▸ **AIM**
Look through the material and copy each line holding "补助对象".

▸ **DATA PROVIDED**

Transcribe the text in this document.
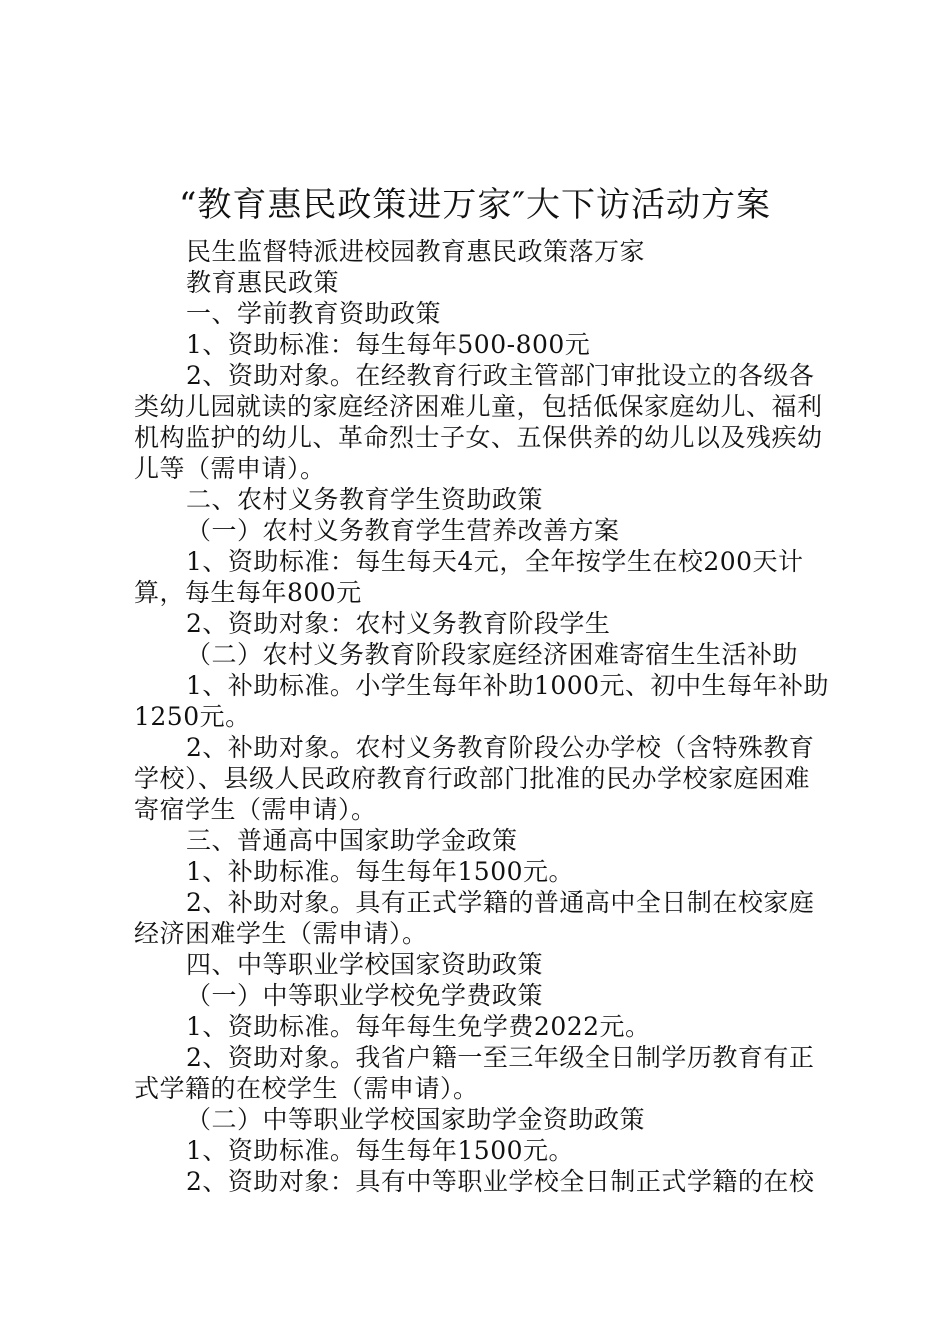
“教育惠民政策进万家″大下访活动方案

民生监督特派进校园教育惠民政策落万家

教育惠民政策

一、学前教育资助政策

1、资助标准：每生每年500-800元

2、资助对象。在经教育行政主管部门审批设立的各级各类幼儿园就读的家庭经济困难儿童，包括低保家庭幼儿、福利机构监护的幼儿、革命烈士子女、五保供养的幼儿以及残疾幼儿等（需申请）。

二、农村义务教育学生资助政策

（一）农村义务教育学生营养改善方案

1、资助标准：每生每天4元，全年按学生在校200天计算，每生每年800元

2、资助对象：农村义务教育阶段学生

（二）农村义务教育阶段家庭经济困难寄宿生生活补助

1、补助标准。小学生每年补助1000元、初中生每年补助1250元。

2、补助对象。农村义务教育阶段公办学校（含特殊教育学校）、县级人民政府教育行政部门批准的民办学校家庭困难寄宿学生（需申请）。

三、普通高中国家助学金政策

1、补助标准。每生每年1500元。

2、补助对象。具有正式学籍的普通高中全日制在校家庭经济困难学生（需申请）。

四、中等职业学校国家资助政策

（一）中等职业学校免学费政策

1、资助标准。每年每生免学费2022元。

2、资助对象。我省户籍一至三年级全日制学历教育有正式学籍的在校学生（需申请）。

（二）中等职业学校国家助学金资助政策

1、资助标准。每生每年1500元。

2、资助对象：具有中等职业学校全日制正式学籍的在校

▸ **EXERCISE OUTPUT**
2、补助对象。农村义务教育阶段公办学校（含特殊教育学校）、县级人民政府教育行政部门批准的民办学校家庭困难寄宿学生（需申请）。
2、补助对象。具有正式学籍的普通高中全日制在校家庭经济困难学生（需申请）。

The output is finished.